WHAT IS EXPECTED ▸
Filter the entries below, keeping only lines with the word "Bacon".

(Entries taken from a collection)
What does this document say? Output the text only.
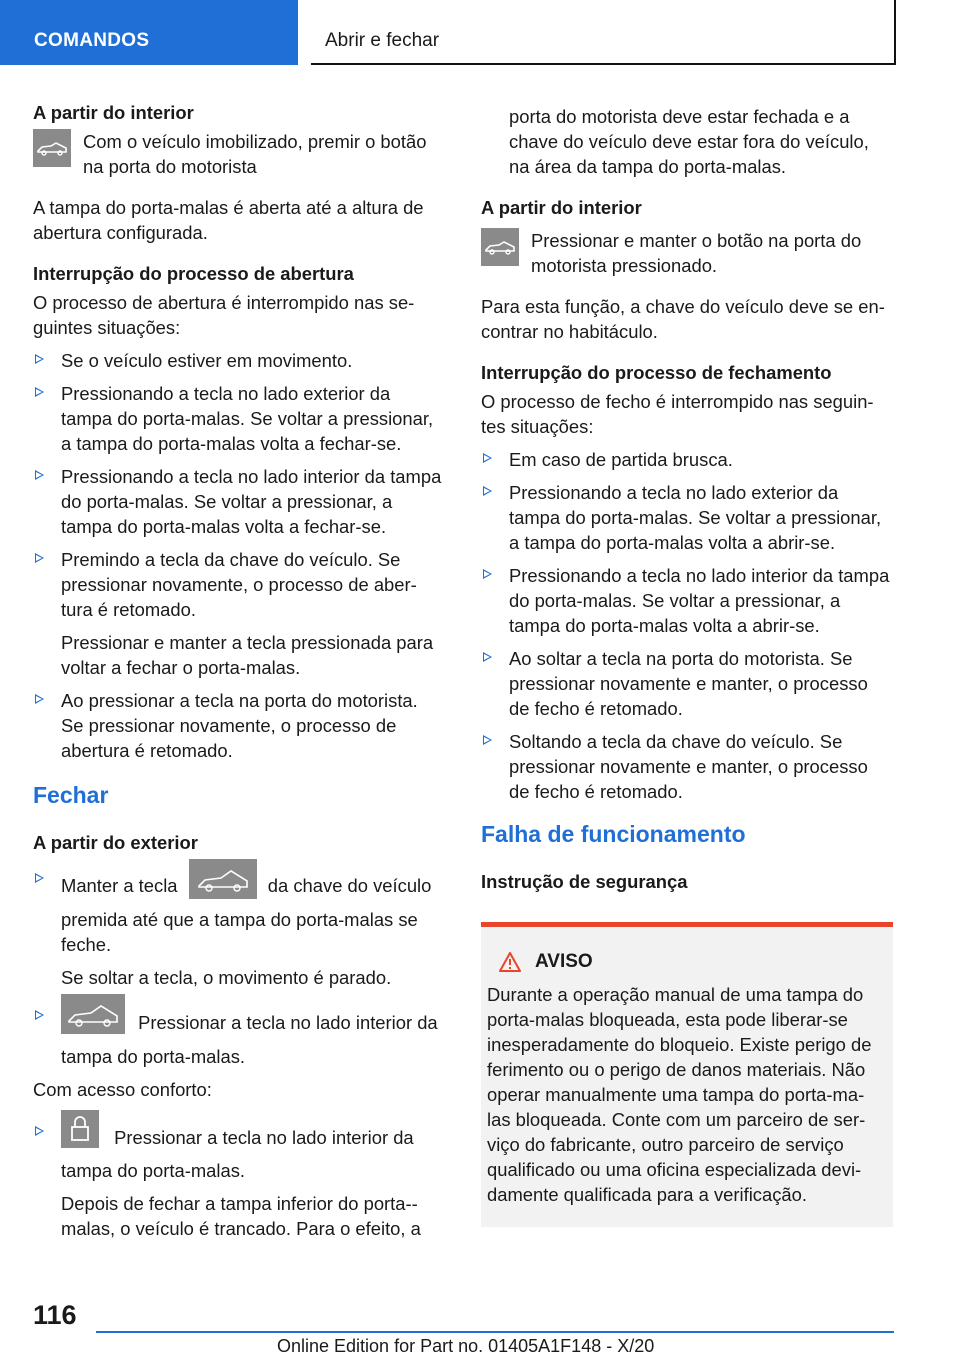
COMANDOS	Abrir e fechar
A partir do interior
Com o veículo imobilizado, premir o botão na porta do motorista

A tampa do porta-malas é aberta até a altura de abertura configurada.

Interrupção do processo de abertura

O processo de abertura é interrompido nas se-guintes situações:

Se o veículo estiver em movimento.
Pressionando a tecla no lado exterior da tampa do porta-malas. Se voltar a pressionar, a tampa do porta-malas volta a fechar-se.
Pressionando a tecla no lado interior da tampa do porta-malas. Se voltar a pressionar, a tampa do porta-malas volta a fechar-se.
Premindo a tecla da chave do veículo. Se pressionar novamente, o processo de aber-tura é retomado.
Pressionar e manter a tecla pressionada para voltar a fechar o porta-malas.
Ao pressionar a tecla na porta do motorista. Se pressionar novamente, o processo de abertura é retomado.
Fechar
A partir do exterior
Manter a tecla	da chave do veículo premida até que a tampa do porta-malas se feche.
Se soltar a tecla, o movimento é parado.
Pressionar a tecla no lado interior da tampa do porta-malas.

Com acesso conforto:

Pressionar a tecla no lado interior da tampa do porta-malas.
Depois de fechar a tampa inferior do porta--malas, o veículo é trancado. Para o efeito, a

porta do motorista deve estar fechada e a chave do veículo deve estar fora do veículo, na área da tampa do porta-malas.

A partir do interior
Pressionar e manter o botão na porta do motorista pressionado.

Para esta função, a chave do veículo deve se en-contrar no habitáculo.

Interrupção do processo de fechamento

O processo de fecho é interrompido nas seguin-tes situações:

Em caso de partida brusca.
Pressionando a tecla no lado exterior da tampa do porta-malas. Se voltar a pressionar, a tampa do porta-malas volta a abrir-se.
Pressionando a tecla no lado interior da tampa do porta-malas. Se voltar a pressionar, a tampa do porta-malas volta a abrir-se.
Ao soltar a tecla na porta do motorista. Se pressionar novamente e manter, o processo de fecho é retomado.
Soltando a tecla da chave do veículo. Se pressionar novamente e manter, o processo de fecho é retomado.
Falha de funcionamento
Instrução de segurança
AVISO
Durante a operação manual de uma tampa do porta-malas bloqueada, esta pode liberar-se inesperadamente do bloqueio. Existe perigo de ferimento ou o perigo de danos materiais. Não operar manualmente uma tampa do porta-ma-las bloqueada. Conte com um parceiro de ser-viço do fabricante, outro parceiro de serviço qualificado ou uma oficina especializada devi-damente qualificada para a verificação.
116
Online Edition for Part no. 01405A1F148 - X/20
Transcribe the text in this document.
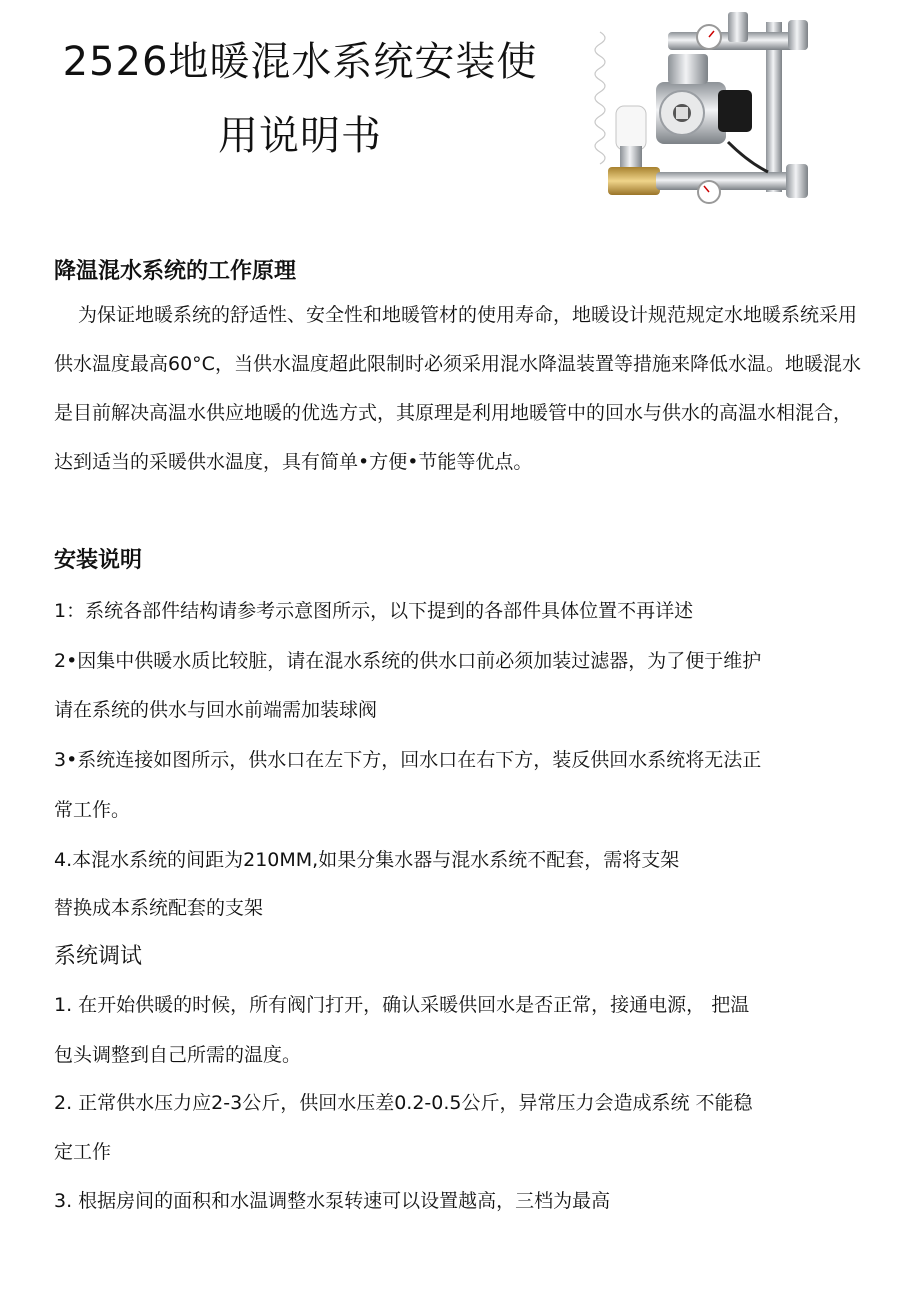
2526地暖混水系统安装使
用说明书
降温混水系统的工作原理
为保证地暖系统的舒适性、安全性和地暖管材的使用寿命，地暖设计规范规定水地暖系统采用供水温度最高60°C，当供水温度超此限制时必须采用混水降温装置等措施来降低水温。地暖混水是目前解决高温水供应地暖的优选方式，其原理是利用地暖管中的回水与供水的高温水相混合，达到适当的采暖供水温度，具有简单•方便•节能等优点。
安装说明
1：系统各部件结构请参考示意图所示，以下提到的各部件具体位置不再详述
2•因集中供暖水质比较脏，请在混水系统的供水口前必须加装过滤器，为了便于维护
请在系统的供水与回水前端需加装球阀
3•系统连接如图所示，供水口在左下方，回水口在右下方，装反供回水系统将无法正
常工作。
4.本混水系统的间距为210MM,如果分集水器与混水系统不配套，需将支架
替换成本系统配套的支架
系统调试
1. 在开始供暖的时候，所有阀门打开，确认采暖供回水是否正常，接通电源， 把温
包头调整到自己所需的温度。
2. 正常供水压力应2-3公斤，供回水压差0.2-0.5公斤，异常压力会造成系统 不能稳
定工作
3. 根据房间的面积和水温调整水泵转速可以设置越高，三档为最高
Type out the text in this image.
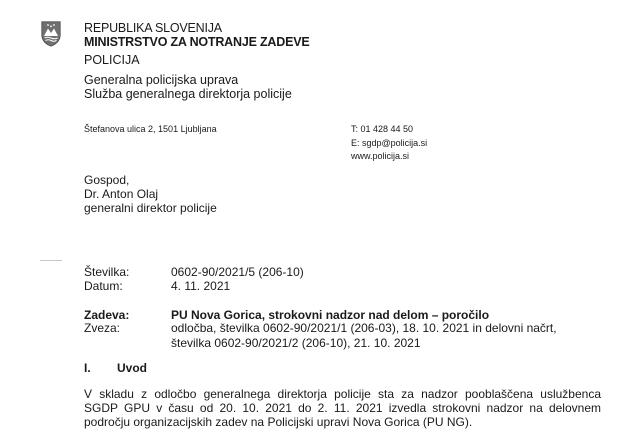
REPUBLIKA SLOVENIJA
MINISTRSTVO ZA NOTRANJE ZADEVE
POLICIJA
Generalna policijska uprava
Služba generalnega direktorja policije
Štefanova ulica 2, 1501 Ljubljana	T: 01 428 44 50
E: sgdp@policija.si
www.policija.si
Gospod,
Dr. Anton Olaj
generalni direktor policije
Številka:	0602-90/2021/5 (206-10)
Datum:	4. 11. 2021
Zadeva:	PU Nova Gorica, strokovni nadzor nad delom – poročilo
Zveza:	odločba, številka 0602-90/2021/1 (206-03), 18. 10. 2021 in delovni načrt,
številka 0602-90/2021/2 (206-10), 21. 10. 2021
I. Uvod
V skladu z odločbo generalnega direktorja policije sta za nadzor pooblaščena uslužbenca
SGDP GPU v času od 20. 10. 2021 do 2. 11. 2021 izvedla strokovni nadzor na delovnem
področju organizacijskih zadev na Policijski upravi Nova Gorica (PU NG).
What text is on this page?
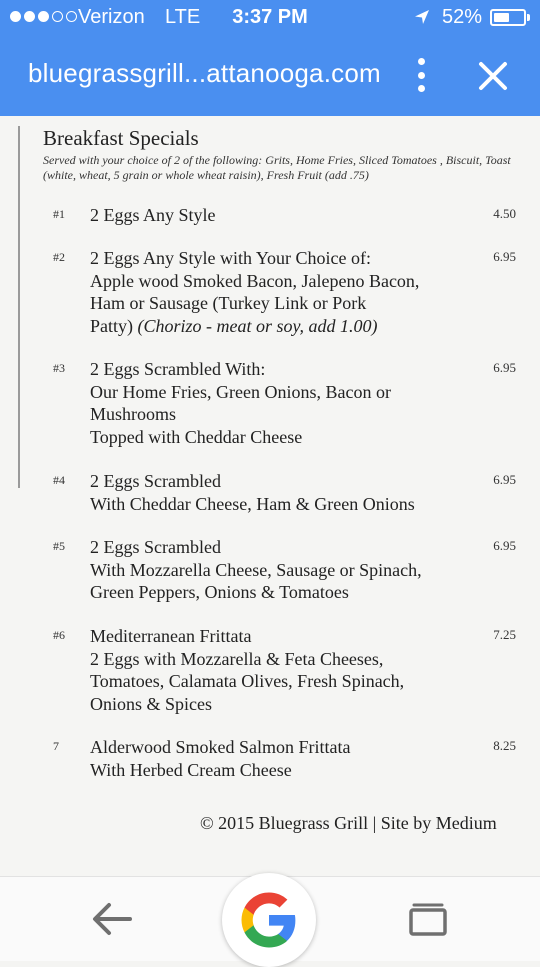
Verizon LTE	3:37 PM	52%
bluegrassgrill...attanooga.com
Breakfast Specials
Served with your choice of 2 of the following: Grits, Home Fries, Sliced Tomatoes , Biscuit, Toast (white, wheat, 5 grain or whole wheat raisin), Fresh Fruit (add .75)
#1 2 Eggs Any Style	4.50
#2 2 Eggs Any Style with Your Choice of:
Apple wood Smoked Bacon, Jalepeno Bacon,
Ham or Sausage (Turkey Link or Pork
Patty) (Chorizo - meat or soy, add 1.00)
6.95
#3 2 Eggs Scrambled With:
Our Home Fries, Green Onions, Bacon or
Mushrooms
Topped with Cheddar Cheese
6.95
#4 2 Eggs Scrambled
With Cheddar Cheese, Ham & Green Onions
6.95
#5 2 Eggs Scrambled
With Mozzarella Cheese, Sausage or Spinach,
Green Peppers, Onions & Tomatoes
6.95
#6 Mediterranean Frittata
2 Eggs with Mozzarella & Feta Cheeses,
Tomatoes, Calamata Olives, Fresh Spinach,
Onions & Spices
7.25
7 Alderwood Smoked Salmon Frittata
With Herbed Cream Cheese
8.25
© 2015 Bluegrass Grill | Site by Medium
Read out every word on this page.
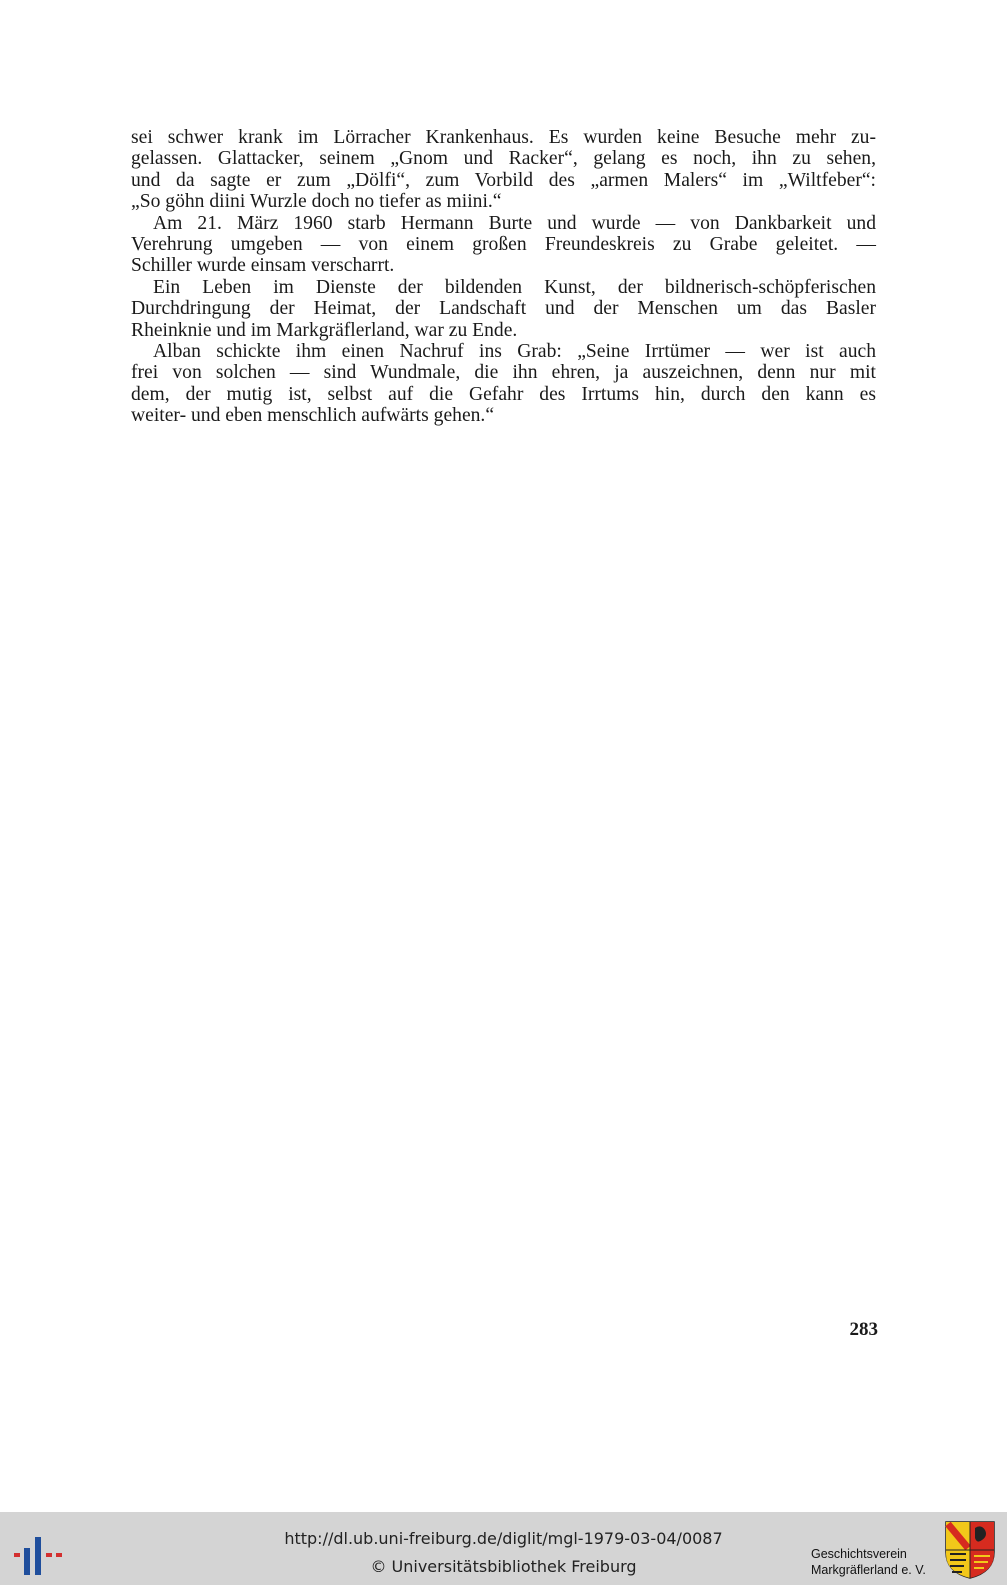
sei schwer krank im Lörracher Krankenhaus. Es wurden keine Besuche mehr zu-
gelassen. Glattacker, seinem „Gnom und Racker“, gelang es noch, ihn zu sehen,
und da sagte er zum „Dölfi“, zum Vorbild des „armen Malers“ im „Wiltfeber“:
„So göhn diini Wurzle doch no tiefer as miini.“

Am 21. März 1960 starb Hermann Burte und wurde — von Dankbarkeit und
Verehrung umgeben — von einem großen Freundeskreis zu Grabe geleitet. —
Schiller wurde einsam verscharrt.

Ein Leben im Dienste der bildenden Kunst, der bildnerisch-schöpferischen
Durchdringung der Heimat, der Landschaft und der Menschen um das Basler
Rheinknie und im Markgräflerland, war zu Ende.

Alban schickte ihm einen Nachruf ins Grab: „Seine Irrtümer — wer ist auch
frei von solchen — sind Wundmale, die ihn ehren, ja auszeichnen, denn nur mit
dem, der mutig ist, selbst auf die Gefahr des Irrtums hin, durch den kann es
weiter- und eben menschlich aufwärts gehen.“

283
http://dl.ub.uni-freiburg.de/diglit/mgl-1979-03-04/0087
© Universitätsbibliothek Freiburg
Geschichtsverein
Markgräflerland e. V.
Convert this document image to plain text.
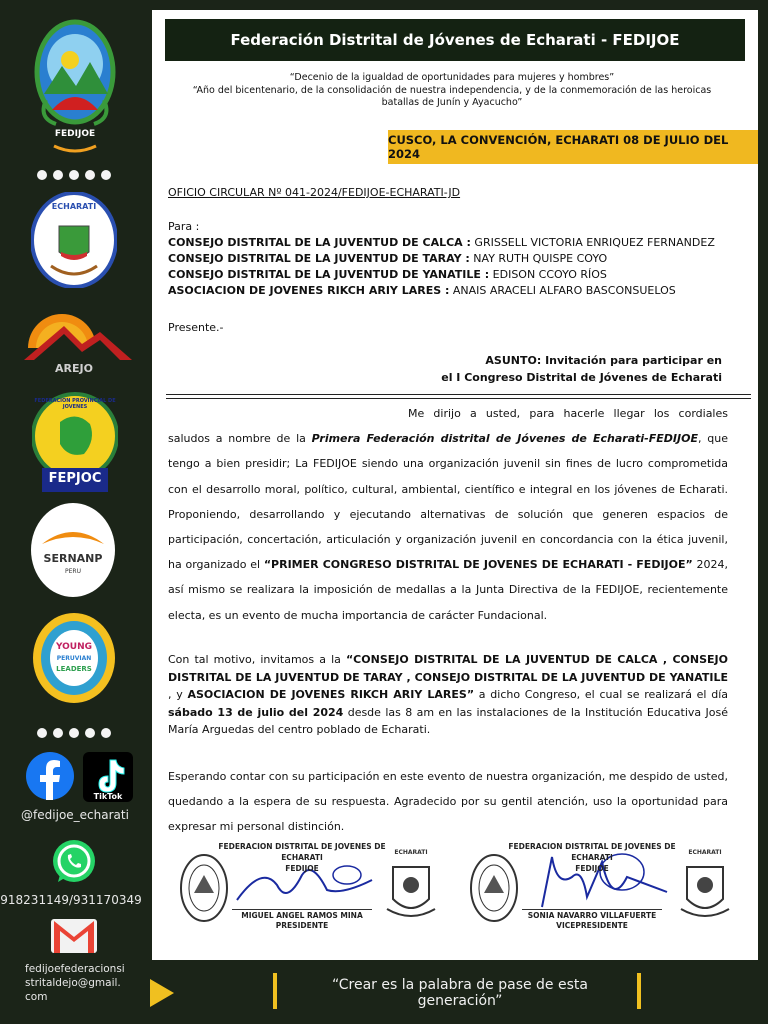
FEDIJOE
ECHARATI
AREJO
FEDERACION PROVINCIAL DE JOVENES
FEPJOC
SERNANP
PERU
YOUNG
PERUVIAN
LEADERS
TikTok
@fedijoe_echarati
918231149/931170349
fedijoefederacionsi
stritaldejo@gmail.
com
Federación Distrital de Jóvenes de Echarati - FEDIJOE
“Decenio de la igualdad de oportunidades para mujeres y hombres”
“Año del bicentenario, de la consolidación de nuestra independencia, y de la conmemoración de las heroicas
batallas de Junín y Ayacucho”
CUSCO, LA CONVENCIÓN, ECHARATI 08 DE JULIO DEL 2024
OFICIO CIRCULAR Nº 041-2024/FEDIJOE-ECHARATI-JD
Para :
CONSEJO DISTRITAL DE LA JUVENTUD DE CALCA : GRISSELL VICTORIA ENRIQUEZ FERNANDEZ
CONSEJO DISTRITAL DE LA JUVENTUD DE TARAY : NAY RUTH QUISPE COYO
CONSEJO DISTRITAL DE LA JUVENTUD DE YANATILE : EDISON CCOYO RÍOS
ASOCIACION DE JOVENES RIKCH ARIY LARES : ANAIS ARACELI ALFARO BASCONSUELOS
Presente.-
ASUNTO: Invitación para participar en
el I Congreso Distrital de Jóvenes de Echarati
Me dirijo a usted, para hacerle llegar los cordiales saludos a nombre de la Primera Federación distrital de Jóvenes de Echarati-FEDIJOE, que tengo a bien presidir; La FEDIJOE siendo una organización juvenil sin fines de lucro comprometida con el desarrollo moral, político, cultural, ambiental, científico e integral en los jóvenes de Echarati. Proponiendo, desarrollando y ejecutando alternativas de solución que generen espacios de participación, concertación, articulación y organización juvenil en concordancia con la ética juvenil, ha organizado el “PRIMER CONGRESO DISTRITAL DE JOVENES DE ECHARATI - FEDIJOE” 2024, así mismo se realizara la imposición de medallas a la Junta Directiva de la FEDIJOE, recientemente electa, es un evento de mucha importancia de carácter Fundacional.
Con tal motivo, invitamos a la “CONSEJO DISTRITAL DE LA JUVENTUD DE CALCA , CONSEJO DISTRITAL DE LA JUVENTUD DE TARAY , CONSEJO DISTRITAL DE LA JUVENTUD DE YANATILE , y ASOCIACION DE JOVENES RIKCH ARIY LARES” a dicho Congreso, el cual se realizará el día sábado 13 de julio del 2024 desde las 8 am en las instalaciones de la Institución Educativa José María Arguedas del centro poblado de Echarati.
Esperando contar con su participación en este evento de nuestra organización, me despido de usted, quedando a la espera de su respuesta. Agradecido por su gentil atención, uso la oportunidad para expresar mi personal distinción.
ECHARATI
FEDERACION DISTRITAL DE JOVENES DE ECHARATI
FEDIJOE
MIGUEL ANGEL RAMOS MINA
PRESIDENTE
ECHARATI
FEDERACION DISTRITAL DE JOVENES DE ECHARATI
FEDIJOE
SONIA NAVARRO VILLAFUERTE
VICEPRESIDENTE
“Crear es la palabra de pase de esta generación”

FULL SOLUTION ▸
Apple wood Smoked Bacon, Jalepeno Bacon,
Our Home Fries, Green Onions, Bacon or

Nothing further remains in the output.